*Exercise brief*
Every line with the word "마스코트" in it should be extracted from the data that follows.

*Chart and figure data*

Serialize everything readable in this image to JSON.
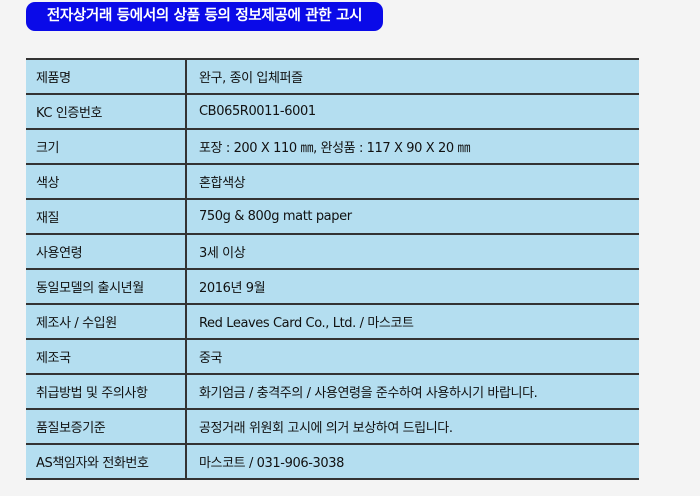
{
  "title": "전자상거래 등에서의 상품 등의 정보제공에 관한 고시",
  "rows": [
    {
      "label": "제품명",
      "value": "완구, 종이 입체퍼즐"
    },
    {
      "label": "KC 인증번호",
      "value": "CB065R0011-6001"
    },
    {
      "label": "크기",
      "value": "포장 : 200 X 110 ㎜, 완성품 : 117 X 90 X 20 ㎜"
    },
    {
      "label": "색상",
      "value": "혼합색상"
    },
    {
      "label": "재질",
      "value": "750g & 800g matt paper"
    },
    {
      "label": "사용연령",
      "value": "3세 이상"
    },
    {
      "label": "동일모델의 출시년월",
      "value": "2016년 9월"
    },
    {
      "label": "제조사 / 수입원",
      "value": "Red Leaves Card Co., Ltd. / 마스코트"
    },
    {
      "label": "제조국",
      "value": "중국"
    },
    {
      "label": "취급방법 및 주의사항",
      "value": "화기엄금 / 충격주의 / 사용연령을 준수하여 사용하시기 바랍니다."
    },
    {
      "label": "품질보증기준",
      "value": "공정거래 위원회 고시에 의거 보상하여 드립니다."
    },
    {
      "label": "AS책임자와 전화번호",
      "value": "마스코트 / 031-906-3038"
    }
  ]
}
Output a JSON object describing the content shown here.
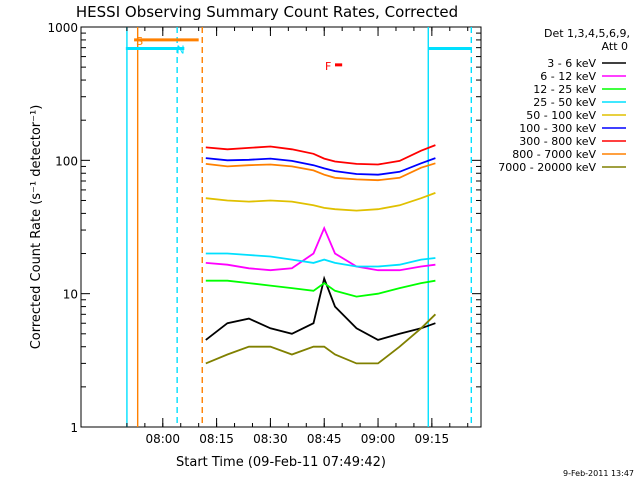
{
  "chart_data": {
    "type": "line",
    "title": "HESSI Observing Summary Count Rates, Corrected",
    "xlabel": "Start Time (09-Feb-11 07:49:42)",
    "ylabel": "Corrected Count Rate (s⁻¹ detector⁻¹)",
    "yscale": "log",
    "ylim": [
      1,
      1000
    ],
    "xlim_minutes": [
      -12.5,
      99
    ],
    "x_ticks": [
      "08:00",
      "08:15",
      "08:30",
      "08:45",
      "09:00",
      "09:15"
    ],
    "y_ticks": [
      "1",
      "10",
      "100",
      "1000"
    ],
    "detector_label": "Det 1,3,4,5,6,9,",
    "attenuator_label": "Att 0",
    "timestamp": "9-Feb-2011 13:47",
    "legend_position": "right",
    "flags": [
      {
        "label": "S",
        "color": "#ff8000",
        "start": "07:52",
        "end": "08:10",
        "level": 800
      },
      {
        "label": "N",
        "color": "#00e0ff",
        "start": "07:49:42",
        "end": "08:06",
        "level": 690
      },
      {
        "label": "F",
        "color": "#ff0000",
        "start": "08:48",
        "end": "08:50",
        "level": 520
      }
    ],
    "night_lines": [
      {
        "color": "#00e0ff",
        "time": "07:50",
        "style": "solid"
      },
      {
        "color": "#ff8000",
        "time": "07:53",
        "style": "solid"
      },
      {
        "color": "#00e0ff",
        "time": "08:04",
        "style": "dashed"
      },
      {
        "color": "#ff8000",
        "time": "08:11",
        "style": "dashed"
      },
      {
        "color": "#00e0ff",
        "time": "09:14",
        "style": "solid"
      },
      {
        "color": "#00e0ff",
        "time": "09:26",
        "style": "dashed"
      }
    ],
    "x": [
      "08:12",
      "08:18",
      "08:24",
      "08:30",
      "08:36",
      "08:42",
      "08:45",
      "08:48",
      "08:54",
      "09:00",
      "09:06",
      "09:12",
      "09:16"
    ],
    "series": [
      {
        "name": "3 - 6 keV",
        "color": "#000000",
        "values": [
          4.5,
          6,
          6.5,
          5.5,
          5,
          6,
          13,
          8,
          5.5,
          4.5,
          5,
          5.5,
          6
        ]
      },
      {
        "name": "6 - 12 keV",
        "color": "#ff00ff",
        "values": [
          17,
          16.5,
          15.5,
          15,
          15.5,
          20,
          31,
          20,
          16,
          15,
          15,
          16,
          16.5
        ]
      },
      {
        "name": "12 - 25 keV",
        "color": "#00ff00",
        "values": [
          12.5,
          12.5,
          12,
          11.5,
          11,
          10.5,
          12,
          10.5,
          9.5,
          10,
          11,
          12,
          12.5
        ]
      },
      {
        "name": "25 - 50 keV",
        "color": "#00e0ff",
        "values": [
          20,
          20,
          19.5,
          19,
          18,
          17,
          18,
          17,
          16,
          16,
          16.5,
          18,
          18.5
        ]
      },
      {
        "name": "50 - 100 keV",
        "color": "#e0c000",
        "values": [
          52,
          50,
          49,
          50,
          49,
          46,
          44,
          43,
          42,
          43,
          46,
          52,
          57
        ]
      },
      {
        "name": "100 - 300 keV",
        "color": "#0000ff",
        "values": [
          104,
          100,
          101,
          103,
          99,
          92,
          87,
          83,
          79,
          78,
          82,
          95,
          104
        ]
      },
      {
        "name": "300 - 800 keV",
        "color": "#ff0000",
        "values": [
          125,
          121,
          124,
          127,
          121,
          112,
          103,
          98,
          94,
          93,
          99,
          118,
          130
        ]
      },
      {
        "name": "800 - 7000 keV",
        "color": "#ff8000",
        "values": [
          94,
          90,
          92,
          93,
          90,
          84,
          78,
          74,
          72,
          71,
          74,
          88,
          95
        ]
      },
      {
        "name": "7000 - 20000 keV",
        "color": "#808000",
        "values": [
          3,
          3.5,
          4,
          4,
          3.5,
          4,
          4,
          3.5,
          3,
          3,
          4,
          5.5,
          7
        ]
      }
    ]
  }
}
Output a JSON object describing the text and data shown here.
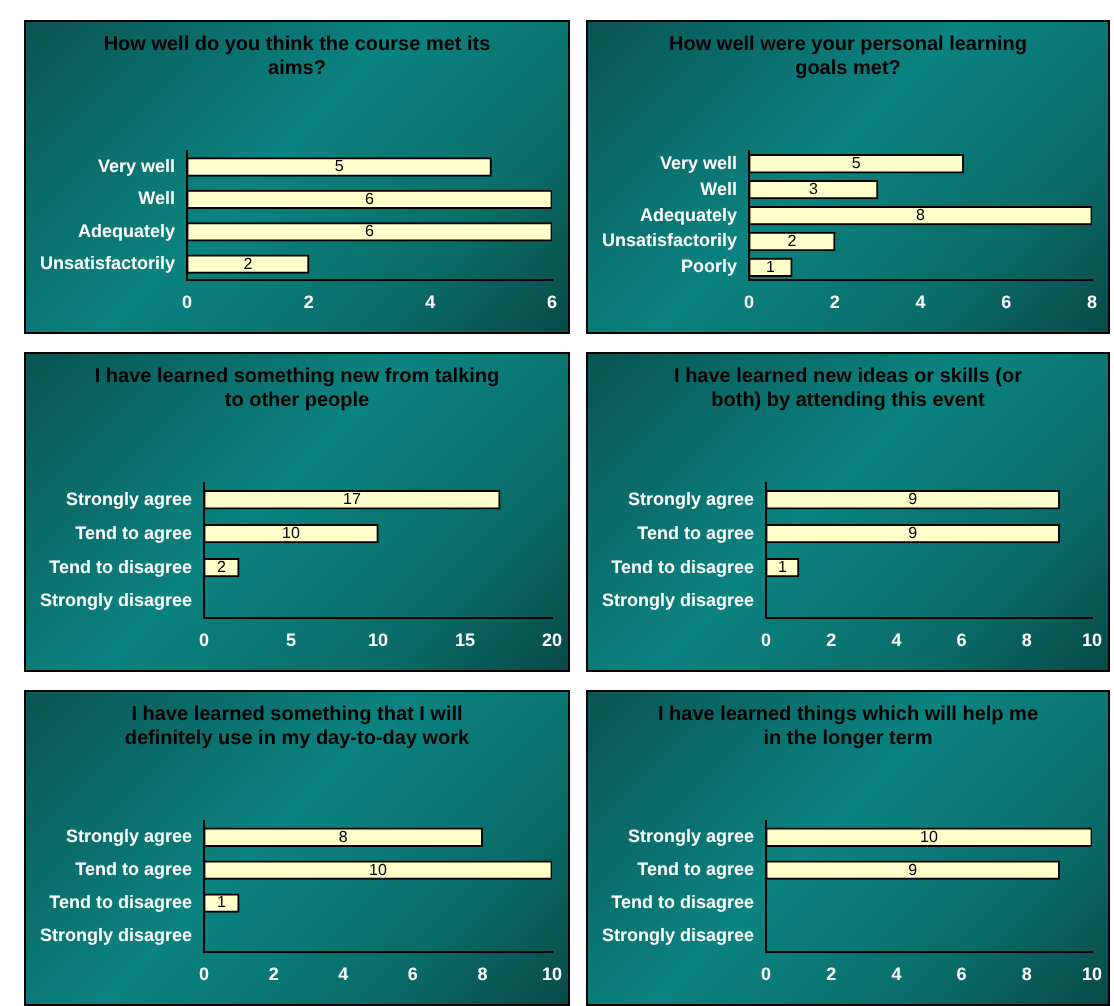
{
  "chart_data": [
    {
      "type": "bar",
      "orientation": "horizontal",
      "title": "How well do you think the course met its aims?",
      "categories": [
        "Very well",
        "Well",
        "Adequately",
        "Unsatisfactorily"
      ],
      "values": [
        5,
        6,
        6,
        2
      ],
      "value_labels": [
        "5",
        "6",
        "6",
        "2"
      ],
      "color": "#ffffcc",
      "xlim": [
        0,
        6
      ],
      "xticks": [
        0,
        2,
        4,
        6
      ],
      "grid": false,
      "legend": false
    },
    {
      "type": "bar",
      "orientation": "horizontal",
      "title": "How well were your personal learning goals met?",
      "categories": [
        "Very well",
        "Well",
        "Adequately",
        "Unsatisfactorily",
        "Poorly"
      ],
      "values": [
        5,
        3,
        8,
        2,
        1
      ],
      "value_labels": [
        "5",
        "3",
        "8",
        "2",
        "1"
      ],
      "color": "#ffffcc",
      "xlim": [
        0,
        8
      ],
      "xticks": [
        0,
        2,
        4,
        6,
        8
      ],
      "grid": false,
      "legend": false
    },
    {
      "type": "bar",
      "orientation": "horizontal",
      "title": "I have learned something new from talking to other people",
      "categories": [
        "Strongly agree",
        "Tend to agree",
        "Tend to disagree",
        "Strongly disagree"
      ],
      "values": [
        17,
        10,
        2,
        0
      ],
      "value_labels": [
        "17",
        "10",
        "2",
        null
      ],
      "color": "#ffffcc",
      "xlim": [
        0,
        20
      ],
      "xticks": [
        0,
        5,
        10,
        15,
        20
      ],
      "grid": false,
      "legend": false
    },
    {
      "type": "bar",
      "orientation": "horizontal",
      "title": "I have learned new ideas or skills (or both) by attending this event",
      "categories": [
        "Strongly agree",
        "Tend to agree",
        "Tend to disagree",
        "Strongly disagree"
      ],
      "values": [
        9,
        9,
        1,
        0
      ],
      "value_labels": [
        "9",
        "9",
        "1",
        null
      ],
      "color": "#ffffcc",
      "xlim": [
        0,
        10
      ],
      "xticks": [
        0,
        2,
        4,
        6,
        8,
        10
      ],
      "grid": false,
      "legend": false
    },
    {
      "type": "bar",
      "orientation": "horizontal",
      "title": "I have learned something that I will definitely use in my day-to-day work",
      "categories": [
        "Strongly agree",
        "Tend to agree",
        "Tend to disagree",
        "Strongly disagree"
      ],
      "values": [
        8,
        10,
        1,
        0
      ],
      "value_labels": [
        "8",
        "10",
        "1",
        null
      ],
      "color": "#ffffcc",
      "xlim": [
        0,
        10
      ],
      "xticks": [
        0,
        2,
        4,
        6,
        8,
        10
      ],
      "grid": false,
      "legend": false
    },
    {
      "type": "bar",
      "orientation": "horizontal",
      "title": "I have learned things which will help me in the longer term",
      "categories": [
        "Strongly agree",
        "Tend to agree",
        "Tend to disagree",
        "Strongly disagree"
      ],
      "values": [
        10,
        9,
        0,
        0
      ],
      "value_labels": [
        "10",
        "9",
        null,
        null
      ],
      "color": "#ffffcc",
      "xlim": [
        0,
        10
      ],
      "xticks": [
        0,
        2,
        4,
        6,
        8,
        10
      ],
      "grid": false,
      "legend": false
    }
  ]
}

*Solution to the problem*
      "value": "Red Leaves Card Co., Ltd. / 마스코트"
      "value": "마스코트 / 031-906-3038"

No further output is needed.